Aim of the task
Tally the lines holding the word "title" and state the count by itself.

Listing
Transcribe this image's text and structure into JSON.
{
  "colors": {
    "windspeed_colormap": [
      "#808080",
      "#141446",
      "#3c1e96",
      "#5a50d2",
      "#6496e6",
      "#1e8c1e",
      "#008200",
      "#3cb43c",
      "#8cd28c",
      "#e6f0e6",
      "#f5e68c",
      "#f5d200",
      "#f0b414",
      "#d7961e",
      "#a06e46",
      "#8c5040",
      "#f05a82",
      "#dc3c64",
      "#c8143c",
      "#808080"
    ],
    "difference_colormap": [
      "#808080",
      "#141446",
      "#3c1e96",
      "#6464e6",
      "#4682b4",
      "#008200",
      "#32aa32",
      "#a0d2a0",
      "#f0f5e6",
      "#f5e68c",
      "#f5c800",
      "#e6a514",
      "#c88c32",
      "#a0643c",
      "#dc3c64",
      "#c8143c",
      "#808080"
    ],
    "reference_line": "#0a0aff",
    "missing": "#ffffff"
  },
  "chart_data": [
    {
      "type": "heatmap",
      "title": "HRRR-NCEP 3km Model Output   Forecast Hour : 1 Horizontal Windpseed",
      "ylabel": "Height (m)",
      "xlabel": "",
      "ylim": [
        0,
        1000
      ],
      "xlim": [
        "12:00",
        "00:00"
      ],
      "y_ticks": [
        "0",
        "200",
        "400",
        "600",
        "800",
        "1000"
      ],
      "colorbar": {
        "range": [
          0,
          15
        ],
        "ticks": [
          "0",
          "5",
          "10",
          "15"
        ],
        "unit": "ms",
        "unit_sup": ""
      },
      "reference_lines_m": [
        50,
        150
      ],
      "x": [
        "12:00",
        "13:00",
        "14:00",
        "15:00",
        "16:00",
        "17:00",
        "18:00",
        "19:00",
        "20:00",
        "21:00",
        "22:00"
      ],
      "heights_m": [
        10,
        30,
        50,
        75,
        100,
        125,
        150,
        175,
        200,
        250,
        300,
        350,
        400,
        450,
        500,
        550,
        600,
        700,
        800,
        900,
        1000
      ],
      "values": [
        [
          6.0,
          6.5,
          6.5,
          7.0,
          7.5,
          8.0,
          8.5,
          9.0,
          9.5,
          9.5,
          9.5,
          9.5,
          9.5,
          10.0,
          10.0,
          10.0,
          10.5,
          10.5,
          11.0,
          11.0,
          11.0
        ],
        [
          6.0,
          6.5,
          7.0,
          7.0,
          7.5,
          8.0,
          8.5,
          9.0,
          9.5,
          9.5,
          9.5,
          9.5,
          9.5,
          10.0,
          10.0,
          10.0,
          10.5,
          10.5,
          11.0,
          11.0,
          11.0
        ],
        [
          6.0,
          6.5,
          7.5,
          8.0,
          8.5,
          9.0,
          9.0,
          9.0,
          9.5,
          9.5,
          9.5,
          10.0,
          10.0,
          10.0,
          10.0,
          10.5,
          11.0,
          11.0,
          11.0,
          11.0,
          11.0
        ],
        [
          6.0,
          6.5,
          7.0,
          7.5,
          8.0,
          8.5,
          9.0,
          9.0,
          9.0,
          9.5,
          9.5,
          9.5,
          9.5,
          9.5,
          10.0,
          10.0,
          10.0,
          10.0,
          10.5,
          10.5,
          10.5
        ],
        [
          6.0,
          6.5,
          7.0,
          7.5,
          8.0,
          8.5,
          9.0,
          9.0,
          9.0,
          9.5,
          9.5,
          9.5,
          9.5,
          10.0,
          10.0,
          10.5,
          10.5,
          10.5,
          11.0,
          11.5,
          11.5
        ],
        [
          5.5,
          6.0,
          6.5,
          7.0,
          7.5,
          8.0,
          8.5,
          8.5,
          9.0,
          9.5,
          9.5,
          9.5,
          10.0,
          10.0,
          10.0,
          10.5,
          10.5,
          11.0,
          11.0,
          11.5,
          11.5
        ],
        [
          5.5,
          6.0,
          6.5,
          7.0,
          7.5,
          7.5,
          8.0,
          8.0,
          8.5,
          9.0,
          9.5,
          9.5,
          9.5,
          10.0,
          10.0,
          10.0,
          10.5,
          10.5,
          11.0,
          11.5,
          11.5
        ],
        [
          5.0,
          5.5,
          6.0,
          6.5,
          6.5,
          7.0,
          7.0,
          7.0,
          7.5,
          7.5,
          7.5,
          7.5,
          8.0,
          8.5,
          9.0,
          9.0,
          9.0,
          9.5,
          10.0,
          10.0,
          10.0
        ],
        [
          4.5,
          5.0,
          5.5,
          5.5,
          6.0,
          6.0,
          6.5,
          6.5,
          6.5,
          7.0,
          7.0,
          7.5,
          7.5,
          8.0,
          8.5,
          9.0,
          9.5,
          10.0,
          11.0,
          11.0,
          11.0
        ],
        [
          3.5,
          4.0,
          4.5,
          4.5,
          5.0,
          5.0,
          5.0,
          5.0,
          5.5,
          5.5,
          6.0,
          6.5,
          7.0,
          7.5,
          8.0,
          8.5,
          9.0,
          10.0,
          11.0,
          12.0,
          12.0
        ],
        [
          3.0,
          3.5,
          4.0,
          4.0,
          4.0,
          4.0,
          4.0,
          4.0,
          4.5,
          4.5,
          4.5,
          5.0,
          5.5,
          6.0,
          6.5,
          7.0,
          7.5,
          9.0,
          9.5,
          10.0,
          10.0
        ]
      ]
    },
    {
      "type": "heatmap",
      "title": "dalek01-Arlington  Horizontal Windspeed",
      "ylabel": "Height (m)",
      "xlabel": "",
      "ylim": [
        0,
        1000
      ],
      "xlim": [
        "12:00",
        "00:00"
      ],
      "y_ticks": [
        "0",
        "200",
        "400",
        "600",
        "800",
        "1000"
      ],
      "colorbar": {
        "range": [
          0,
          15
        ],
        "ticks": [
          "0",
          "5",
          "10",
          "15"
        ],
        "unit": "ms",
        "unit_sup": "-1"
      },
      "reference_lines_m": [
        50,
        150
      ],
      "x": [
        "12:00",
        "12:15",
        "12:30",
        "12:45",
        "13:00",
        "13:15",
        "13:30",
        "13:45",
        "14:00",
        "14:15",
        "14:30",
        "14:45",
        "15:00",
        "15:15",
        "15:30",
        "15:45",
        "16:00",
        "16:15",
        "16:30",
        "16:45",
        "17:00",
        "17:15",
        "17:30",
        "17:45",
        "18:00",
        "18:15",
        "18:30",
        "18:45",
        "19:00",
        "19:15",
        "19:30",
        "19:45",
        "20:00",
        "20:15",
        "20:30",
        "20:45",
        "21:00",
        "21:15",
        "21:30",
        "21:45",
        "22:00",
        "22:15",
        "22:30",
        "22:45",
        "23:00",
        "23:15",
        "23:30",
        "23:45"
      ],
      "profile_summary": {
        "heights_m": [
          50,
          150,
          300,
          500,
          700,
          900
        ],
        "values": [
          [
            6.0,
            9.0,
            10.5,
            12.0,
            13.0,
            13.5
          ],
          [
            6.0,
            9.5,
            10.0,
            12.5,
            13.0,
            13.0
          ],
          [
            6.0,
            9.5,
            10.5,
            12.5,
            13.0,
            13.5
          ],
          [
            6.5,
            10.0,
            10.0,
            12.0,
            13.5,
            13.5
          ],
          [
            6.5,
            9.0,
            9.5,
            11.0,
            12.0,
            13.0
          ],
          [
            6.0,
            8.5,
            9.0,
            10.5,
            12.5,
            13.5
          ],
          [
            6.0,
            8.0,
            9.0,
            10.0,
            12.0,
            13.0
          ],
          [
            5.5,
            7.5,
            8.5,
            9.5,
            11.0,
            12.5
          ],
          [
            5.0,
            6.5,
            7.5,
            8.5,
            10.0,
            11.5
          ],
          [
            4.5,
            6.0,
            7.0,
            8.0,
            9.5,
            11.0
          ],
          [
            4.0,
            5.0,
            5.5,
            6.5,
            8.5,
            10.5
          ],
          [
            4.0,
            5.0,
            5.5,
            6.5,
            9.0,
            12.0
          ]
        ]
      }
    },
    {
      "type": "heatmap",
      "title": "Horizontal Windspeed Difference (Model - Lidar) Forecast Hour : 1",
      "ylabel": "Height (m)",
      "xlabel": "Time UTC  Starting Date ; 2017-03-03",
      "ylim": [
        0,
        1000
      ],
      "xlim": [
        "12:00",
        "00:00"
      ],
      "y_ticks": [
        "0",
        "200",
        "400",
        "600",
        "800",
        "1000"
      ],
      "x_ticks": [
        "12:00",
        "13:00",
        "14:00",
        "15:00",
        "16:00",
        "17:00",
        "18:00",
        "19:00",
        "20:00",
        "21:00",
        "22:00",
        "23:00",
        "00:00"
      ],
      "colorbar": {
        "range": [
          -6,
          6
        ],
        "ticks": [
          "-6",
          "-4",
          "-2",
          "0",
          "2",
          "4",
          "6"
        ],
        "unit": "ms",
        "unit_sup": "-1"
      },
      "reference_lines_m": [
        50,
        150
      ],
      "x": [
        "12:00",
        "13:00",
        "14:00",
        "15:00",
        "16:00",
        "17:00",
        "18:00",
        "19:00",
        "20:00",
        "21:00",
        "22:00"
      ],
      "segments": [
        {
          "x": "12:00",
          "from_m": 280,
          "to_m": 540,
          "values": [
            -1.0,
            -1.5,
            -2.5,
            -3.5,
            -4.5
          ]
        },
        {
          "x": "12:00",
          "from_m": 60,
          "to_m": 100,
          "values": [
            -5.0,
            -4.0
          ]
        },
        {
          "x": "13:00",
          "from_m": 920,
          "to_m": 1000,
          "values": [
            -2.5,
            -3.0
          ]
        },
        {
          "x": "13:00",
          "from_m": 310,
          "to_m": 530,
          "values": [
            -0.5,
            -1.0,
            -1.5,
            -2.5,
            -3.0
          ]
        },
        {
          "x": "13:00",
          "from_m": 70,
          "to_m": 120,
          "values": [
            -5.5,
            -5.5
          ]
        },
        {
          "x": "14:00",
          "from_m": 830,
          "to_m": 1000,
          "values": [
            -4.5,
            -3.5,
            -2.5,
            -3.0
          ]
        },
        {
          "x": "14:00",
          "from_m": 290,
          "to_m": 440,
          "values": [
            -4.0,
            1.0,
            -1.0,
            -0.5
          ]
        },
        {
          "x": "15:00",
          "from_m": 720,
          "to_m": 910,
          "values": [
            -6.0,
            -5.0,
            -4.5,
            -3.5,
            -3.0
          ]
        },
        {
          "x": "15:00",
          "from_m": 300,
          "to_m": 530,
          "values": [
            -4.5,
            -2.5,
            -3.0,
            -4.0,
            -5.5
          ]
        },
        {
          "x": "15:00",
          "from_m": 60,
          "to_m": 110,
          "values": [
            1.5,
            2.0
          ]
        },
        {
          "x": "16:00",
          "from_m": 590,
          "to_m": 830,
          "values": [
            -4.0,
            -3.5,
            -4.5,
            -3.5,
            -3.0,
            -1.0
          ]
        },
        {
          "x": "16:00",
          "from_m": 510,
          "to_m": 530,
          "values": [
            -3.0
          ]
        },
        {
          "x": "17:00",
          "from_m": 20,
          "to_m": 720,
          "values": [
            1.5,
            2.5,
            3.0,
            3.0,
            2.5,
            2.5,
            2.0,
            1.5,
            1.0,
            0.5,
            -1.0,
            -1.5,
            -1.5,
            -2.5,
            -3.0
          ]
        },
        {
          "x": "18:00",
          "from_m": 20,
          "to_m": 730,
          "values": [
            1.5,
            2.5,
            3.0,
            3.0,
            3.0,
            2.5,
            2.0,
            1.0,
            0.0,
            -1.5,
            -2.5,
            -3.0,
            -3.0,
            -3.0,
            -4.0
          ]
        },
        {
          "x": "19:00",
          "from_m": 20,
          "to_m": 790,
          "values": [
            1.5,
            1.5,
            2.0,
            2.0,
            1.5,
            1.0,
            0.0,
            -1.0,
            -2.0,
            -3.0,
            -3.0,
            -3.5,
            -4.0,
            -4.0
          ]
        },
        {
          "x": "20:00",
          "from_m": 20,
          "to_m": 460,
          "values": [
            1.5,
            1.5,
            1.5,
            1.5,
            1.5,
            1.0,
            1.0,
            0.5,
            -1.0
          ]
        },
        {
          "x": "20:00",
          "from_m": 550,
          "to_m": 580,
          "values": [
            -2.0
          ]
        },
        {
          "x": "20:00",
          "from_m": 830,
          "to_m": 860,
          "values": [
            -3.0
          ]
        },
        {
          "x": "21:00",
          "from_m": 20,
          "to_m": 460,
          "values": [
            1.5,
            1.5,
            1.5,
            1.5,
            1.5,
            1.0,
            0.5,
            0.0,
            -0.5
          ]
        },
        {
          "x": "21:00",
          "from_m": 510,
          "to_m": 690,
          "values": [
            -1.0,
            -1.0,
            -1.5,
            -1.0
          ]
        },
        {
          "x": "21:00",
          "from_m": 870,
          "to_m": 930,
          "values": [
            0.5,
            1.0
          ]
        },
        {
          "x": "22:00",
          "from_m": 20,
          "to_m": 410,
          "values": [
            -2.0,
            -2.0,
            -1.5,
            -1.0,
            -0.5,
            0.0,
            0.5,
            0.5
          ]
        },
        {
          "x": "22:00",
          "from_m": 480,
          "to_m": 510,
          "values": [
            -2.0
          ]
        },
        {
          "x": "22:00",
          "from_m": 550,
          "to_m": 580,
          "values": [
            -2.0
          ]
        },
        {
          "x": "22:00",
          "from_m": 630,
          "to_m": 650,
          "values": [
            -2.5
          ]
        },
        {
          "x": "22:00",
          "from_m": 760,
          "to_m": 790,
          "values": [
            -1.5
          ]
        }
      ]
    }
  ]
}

Output for this exercise
3